- [DIRECTIONS] Of all the lines in this data, how many include "type"? Respond with the number only.

- [ENTRIES SUPPLIED]

════════════════

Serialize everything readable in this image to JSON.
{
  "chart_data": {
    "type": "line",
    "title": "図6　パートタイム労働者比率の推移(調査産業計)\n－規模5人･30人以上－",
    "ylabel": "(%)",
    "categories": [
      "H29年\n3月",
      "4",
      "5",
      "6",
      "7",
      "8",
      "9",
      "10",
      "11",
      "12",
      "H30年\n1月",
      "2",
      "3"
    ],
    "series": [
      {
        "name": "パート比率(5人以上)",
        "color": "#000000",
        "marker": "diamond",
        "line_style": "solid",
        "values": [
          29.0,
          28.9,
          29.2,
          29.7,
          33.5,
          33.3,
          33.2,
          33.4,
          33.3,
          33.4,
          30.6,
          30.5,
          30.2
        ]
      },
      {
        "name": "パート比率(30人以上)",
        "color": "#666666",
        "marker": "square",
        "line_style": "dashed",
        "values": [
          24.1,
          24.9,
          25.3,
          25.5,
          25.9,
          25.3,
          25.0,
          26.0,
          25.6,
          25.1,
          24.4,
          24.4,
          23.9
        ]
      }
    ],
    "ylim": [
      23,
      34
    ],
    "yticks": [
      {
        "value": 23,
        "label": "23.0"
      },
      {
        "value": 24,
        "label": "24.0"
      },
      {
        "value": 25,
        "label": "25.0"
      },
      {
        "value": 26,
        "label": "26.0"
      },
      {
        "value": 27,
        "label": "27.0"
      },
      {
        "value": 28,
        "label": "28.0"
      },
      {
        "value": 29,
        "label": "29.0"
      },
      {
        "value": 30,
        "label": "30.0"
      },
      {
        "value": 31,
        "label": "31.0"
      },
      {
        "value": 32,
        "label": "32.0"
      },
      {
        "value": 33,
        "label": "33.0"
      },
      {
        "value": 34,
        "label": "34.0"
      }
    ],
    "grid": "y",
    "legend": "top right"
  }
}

════════════════

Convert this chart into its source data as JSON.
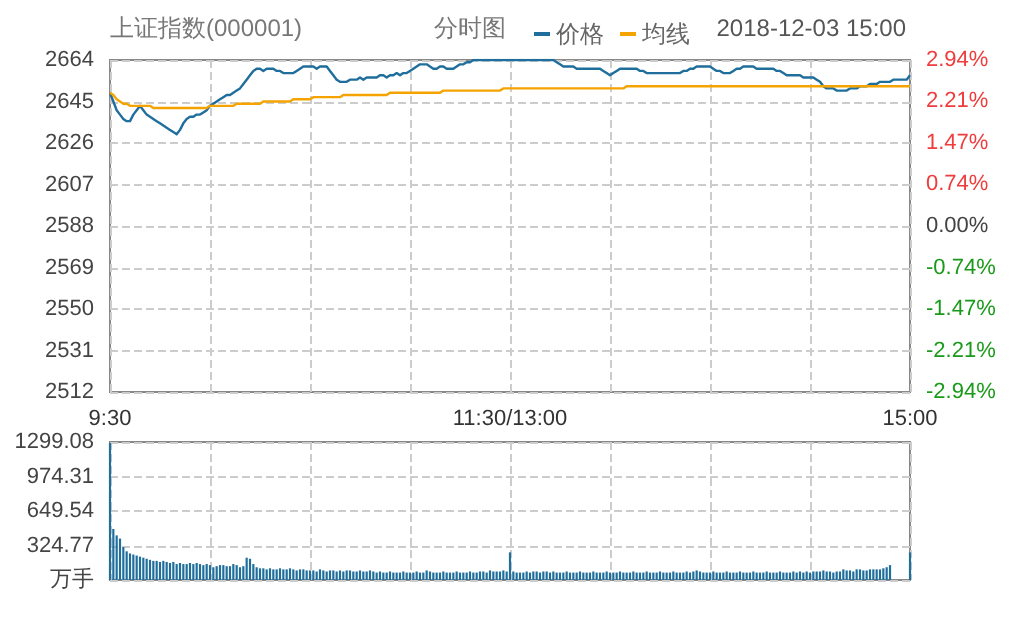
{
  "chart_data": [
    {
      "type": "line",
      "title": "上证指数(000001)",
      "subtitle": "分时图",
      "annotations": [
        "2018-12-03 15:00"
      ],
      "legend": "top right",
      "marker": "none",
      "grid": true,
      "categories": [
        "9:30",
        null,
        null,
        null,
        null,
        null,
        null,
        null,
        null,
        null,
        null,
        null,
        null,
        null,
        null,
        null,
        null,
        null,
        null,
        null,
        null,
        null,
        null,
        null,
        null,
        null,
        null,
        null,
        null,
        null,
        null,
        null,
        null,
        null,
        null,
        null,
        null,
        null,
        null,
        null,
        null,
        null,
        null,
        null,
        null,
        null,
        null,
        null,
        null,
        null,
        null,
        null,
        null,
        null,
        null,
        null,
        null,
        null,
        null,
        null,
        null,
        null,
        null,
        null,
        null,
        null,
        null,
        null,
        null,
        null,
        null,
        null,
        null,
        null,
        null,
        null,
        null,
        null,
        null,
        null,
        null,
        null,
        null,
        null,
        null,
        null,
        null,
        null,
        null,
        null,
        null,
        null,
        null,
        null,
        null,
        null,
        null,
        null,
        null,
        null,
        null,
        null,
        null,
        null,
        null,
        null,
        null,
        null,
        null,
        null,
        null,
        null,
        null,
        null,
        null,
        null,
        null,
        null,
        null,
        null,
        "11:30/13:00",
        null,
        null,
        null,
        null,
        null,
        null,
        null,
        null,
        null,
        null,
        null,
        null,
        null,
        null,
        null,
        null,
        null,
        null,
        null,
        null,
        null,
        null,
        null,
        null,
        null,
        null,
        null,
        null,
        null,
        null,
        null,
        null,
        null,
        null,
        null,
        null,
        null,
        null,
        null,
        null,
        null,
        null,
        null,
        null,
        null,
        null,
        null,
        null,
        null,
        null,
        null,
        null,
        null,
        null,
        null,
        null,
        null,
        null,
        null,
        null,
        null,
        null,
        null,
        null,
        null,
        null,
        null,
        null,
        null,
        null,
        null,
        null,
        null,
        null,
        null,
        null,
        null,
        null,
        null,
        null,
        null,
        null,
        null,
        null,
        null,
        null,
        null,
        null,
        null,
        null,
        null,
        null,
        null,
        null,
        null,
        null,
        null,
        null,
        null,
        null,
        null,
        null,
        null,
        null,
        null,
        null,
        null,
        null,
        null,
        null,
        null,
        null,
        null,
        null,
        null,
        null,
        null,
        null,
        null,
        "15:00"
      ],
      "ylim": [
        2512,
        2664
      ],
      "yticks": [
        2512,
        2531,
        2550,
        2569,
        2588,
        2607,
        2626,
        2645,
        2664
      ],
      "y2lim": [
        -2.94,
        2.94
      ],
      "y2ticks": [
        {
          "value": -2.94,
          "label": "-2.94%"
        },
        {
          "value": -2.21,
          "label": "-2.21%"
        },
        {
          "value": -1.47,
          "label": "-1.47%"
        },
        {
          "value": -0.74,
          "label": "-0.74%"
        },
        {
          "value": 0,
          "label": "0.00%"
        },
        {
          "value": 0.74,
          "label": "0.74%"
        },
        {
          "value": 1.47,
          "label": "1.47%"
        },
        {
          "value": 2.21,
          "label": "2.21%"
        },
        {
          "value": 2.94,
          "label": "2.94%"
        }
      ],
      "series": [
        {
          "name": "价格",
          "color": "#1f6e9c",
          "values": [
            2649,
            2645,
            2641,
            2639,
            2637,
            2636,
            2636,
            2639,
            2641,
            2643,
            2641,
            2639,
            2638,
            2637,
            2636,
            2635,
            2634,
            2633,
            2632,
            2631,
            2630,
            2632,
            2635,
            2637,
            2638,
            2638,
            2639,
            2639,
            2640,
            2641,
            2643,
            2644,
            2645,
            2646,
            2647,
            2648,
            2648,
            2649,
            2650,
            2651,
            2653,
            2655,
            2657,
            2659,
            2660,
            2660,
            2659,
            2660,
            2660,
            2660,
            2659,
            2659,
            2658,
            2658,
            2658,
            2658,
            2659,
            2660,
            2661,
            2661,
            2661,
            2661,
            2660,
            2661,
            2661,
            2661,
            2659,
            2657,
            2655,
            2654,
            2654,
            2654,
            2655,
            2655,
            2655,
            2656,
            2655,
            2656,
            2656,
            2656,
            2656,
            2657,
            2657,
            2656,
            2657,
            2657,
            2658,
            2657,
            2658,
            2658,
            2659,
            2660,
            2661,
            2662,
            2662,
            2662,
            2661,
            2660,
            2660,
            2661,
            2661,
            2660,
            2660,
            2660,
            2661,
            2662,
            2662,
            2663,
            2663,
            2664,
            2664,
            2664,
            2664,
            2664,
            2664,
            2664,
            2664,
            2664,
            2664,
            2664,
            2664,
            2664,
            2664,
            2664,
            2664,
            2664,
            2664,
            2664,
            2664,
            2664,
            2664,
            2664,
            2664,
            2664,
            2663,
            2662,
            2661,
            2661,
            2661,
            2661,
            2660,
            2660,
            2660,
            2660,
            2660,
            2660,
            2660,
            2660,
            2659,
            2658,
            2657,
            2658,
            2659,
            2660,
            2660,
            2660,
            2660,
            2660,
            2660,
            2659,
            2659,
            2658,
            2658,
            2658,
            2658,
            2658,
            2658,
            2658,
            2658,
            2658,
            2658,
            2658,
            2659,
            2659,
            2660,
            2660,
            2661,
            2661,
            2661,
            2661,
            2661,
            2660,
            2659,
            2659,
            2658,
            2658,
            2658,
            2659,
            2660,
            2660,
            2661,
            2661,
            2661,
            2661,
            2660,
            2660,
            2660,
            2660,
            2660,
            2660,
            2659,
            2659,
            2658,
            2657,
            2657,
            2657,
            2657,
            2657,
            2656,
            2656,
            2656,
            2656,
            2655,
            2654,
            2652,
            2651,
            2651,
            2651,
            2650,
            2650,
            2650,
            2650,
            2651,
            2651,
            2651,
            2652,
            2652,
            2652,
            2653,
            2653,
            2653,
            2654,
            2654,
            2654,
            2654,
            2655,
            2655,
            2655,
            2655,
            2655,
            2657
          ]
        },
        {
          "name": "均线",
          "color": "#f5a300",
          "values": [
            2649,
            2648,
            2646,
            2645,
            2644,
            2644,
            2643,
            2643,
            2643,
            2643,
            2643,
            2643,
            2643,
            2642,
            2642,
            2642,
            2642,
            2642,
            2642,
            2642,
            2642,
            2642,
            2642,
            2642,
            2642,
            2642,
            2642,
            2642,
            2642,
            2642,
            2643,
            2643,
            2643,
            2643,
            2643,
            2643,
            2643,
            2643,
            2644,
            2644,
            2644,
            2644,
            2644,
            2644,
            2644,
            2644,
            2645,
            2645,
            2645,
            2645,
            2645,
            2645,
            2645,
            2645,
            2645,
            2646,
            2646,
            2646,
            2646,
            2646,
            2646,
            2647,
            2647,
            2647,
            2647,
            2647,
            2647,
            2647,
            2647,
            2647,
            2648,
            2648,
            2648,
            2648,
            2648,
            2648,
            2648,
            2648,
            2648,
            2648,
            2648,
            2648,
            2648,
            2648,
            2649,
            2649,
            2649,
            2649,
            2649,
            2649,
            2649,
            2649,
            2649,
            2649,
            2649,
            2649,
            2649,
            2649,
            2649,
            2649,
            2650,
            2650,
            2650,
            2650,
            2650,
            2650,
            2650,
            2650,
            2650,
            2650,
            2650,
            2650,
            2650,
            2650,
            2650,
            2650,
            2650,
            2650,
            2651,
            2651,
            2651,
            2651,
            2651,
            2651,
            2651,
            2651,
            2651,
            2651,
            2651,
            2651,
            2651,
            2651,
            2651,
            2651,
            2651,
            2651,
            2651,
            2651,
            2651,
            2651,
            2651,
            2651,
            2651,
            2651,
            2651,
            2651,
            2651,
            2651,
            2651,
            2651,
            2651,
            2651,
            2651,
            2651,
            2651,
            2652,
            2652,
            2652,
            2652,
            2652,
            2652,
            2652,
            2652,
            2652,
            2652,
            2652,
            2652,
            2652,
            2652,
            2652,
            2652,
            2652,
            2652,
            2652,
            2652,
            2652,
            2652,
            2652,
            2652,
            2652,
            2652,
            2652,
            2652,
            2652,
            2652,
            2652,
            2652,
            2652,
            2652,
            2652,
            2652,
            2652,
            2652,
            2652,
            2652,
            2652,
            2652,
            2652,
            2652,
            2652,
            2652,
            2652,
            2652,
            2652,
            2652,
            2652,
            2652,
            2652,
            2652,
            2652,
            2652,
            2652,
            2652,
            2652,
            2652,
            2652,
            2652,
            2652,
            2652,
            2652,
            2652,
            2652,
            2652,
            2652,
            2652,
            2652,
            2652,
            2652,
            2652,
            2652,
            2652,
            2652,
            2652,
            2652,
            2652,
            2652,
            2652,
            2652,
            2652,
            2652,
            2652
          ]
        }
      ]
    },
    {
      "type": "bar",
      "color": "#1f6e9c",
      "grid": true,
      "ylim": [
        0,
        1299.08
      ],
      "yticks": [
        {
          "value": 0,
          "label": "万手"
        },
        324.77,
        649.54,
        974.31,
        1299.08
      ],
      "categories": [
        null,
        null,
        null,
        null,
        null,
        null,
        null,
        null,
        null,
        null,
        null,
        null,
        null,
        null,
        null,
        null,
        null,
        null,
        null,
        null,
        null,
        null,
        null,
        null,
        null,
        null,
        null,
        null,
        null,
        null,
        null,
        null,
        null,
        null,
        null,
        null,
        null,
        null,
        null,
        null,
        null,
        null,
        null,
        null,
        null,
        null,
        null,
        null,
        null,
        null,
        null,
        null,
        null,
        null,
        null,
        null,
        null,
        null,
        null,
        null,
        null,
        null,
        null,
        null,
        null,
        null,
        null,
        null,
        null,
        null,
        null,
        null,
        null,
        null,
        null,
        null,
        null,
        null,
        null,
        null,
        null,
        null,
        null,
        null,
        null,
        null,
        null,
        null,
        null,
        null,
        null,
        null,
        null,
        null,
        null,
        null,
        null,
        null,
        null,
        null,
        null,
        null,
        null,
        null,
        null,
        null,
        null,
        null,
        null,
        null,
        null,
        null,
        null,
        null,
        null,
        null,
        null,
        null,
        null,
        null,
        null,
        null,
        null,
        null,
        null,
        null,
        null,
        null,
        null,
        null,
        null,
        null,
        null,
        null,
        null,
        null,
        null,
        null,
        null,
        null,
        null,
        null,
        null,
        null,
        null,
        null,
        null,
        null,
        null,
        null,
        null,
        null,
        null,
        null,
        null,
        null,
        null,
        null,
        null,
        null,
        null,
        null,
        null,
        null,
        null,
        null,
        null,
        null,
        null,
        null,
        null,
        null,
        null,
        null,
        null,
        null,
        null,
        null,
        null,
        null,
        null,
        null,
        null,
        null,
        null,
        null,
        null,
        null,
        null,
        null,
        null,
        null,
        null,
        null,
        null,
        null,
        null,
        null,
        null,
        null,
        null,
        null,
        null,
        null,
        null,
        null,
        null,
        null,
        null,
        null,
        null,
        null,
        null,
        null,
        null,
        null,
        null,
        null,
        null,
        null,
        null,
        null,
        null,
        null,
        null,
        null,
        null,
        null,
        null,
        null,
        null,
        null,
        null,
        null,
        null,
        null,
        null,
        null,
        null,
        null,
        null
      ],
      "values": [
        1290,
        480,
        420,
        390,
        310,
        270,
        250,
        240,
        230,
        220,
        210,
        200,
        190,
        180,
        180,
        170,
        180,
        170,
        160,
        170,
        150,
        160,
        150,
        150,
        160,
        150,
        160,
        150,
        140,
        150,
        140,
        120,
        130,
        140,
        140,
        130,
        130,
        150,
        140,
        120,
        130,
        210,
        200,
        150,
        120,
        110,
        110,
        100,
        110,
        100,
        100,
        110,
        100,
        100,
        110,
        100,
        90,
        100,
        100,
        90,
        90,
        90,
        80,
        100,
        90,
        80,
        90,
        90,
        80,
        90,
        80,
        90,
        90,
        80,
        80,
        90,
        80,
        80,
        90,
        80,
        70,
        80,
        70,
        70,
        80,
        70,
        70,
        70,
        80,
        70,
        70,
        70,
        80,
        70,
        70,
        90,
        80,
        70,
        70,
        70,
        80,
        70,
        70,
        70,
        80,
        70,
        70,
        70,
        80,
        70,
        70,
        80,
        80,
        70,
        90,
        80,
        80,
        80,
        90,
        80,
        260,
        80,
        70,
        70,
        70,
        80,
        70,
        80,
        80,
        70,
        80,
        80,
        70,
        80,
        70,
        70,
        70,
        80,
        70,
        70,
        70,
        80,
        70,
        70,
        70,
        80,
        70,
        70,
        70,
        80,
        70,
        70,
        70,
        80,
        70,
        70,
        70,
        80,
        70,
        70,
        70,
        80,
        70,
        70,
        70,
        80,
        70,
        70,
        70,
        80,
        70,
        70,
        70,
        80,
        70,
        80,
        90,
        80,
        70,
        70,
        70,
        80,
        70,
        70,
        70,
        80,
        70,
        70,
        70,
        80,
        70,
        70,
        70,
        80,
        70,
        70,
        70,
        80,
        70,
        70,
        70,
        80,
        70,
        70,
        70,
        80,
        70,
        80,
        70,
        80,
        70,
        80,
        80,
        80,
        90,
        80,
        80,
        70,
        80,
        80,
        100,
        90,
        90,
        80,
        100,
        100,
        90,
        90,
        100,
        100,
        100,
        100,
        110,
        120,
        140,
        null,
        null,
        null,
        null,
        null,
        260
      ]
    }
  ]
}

════════════════

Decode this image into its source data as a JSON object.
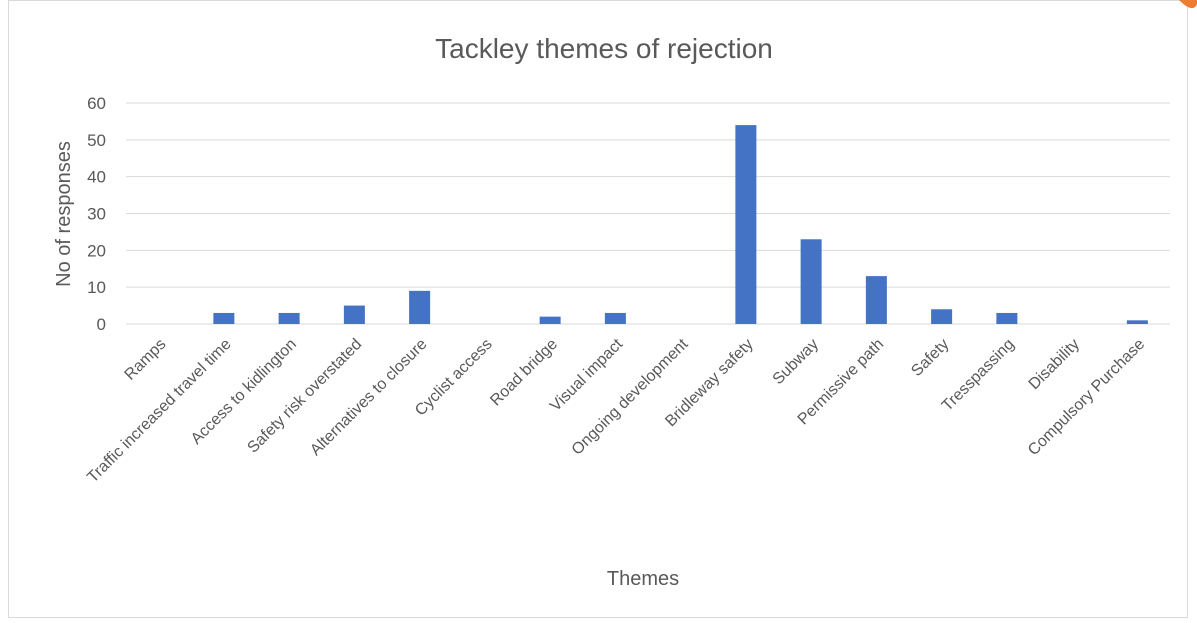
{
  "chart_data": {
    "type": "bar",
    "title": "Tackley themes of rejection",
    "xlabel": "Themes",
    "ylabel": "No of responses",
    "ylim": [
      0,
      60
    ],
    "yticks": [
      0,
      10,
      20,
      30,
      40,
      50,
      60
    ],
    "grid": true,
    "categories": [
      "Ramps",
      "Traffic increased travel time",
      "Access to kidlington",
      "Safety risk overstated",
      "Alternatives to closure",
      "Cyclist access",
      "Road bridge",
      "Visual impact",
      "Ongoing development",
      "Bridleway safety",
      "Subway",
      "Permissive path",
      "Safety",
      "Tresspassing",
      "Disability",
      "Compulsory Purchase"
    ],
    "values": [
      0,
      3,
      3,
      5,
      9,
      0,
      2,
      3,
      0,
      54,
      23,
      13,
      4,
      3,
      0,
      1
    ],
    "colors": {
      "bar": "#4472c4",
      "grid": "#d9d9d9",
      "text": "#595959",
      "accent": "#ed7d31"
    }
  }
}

════════════════

- [REPLY TO THE TASK] 4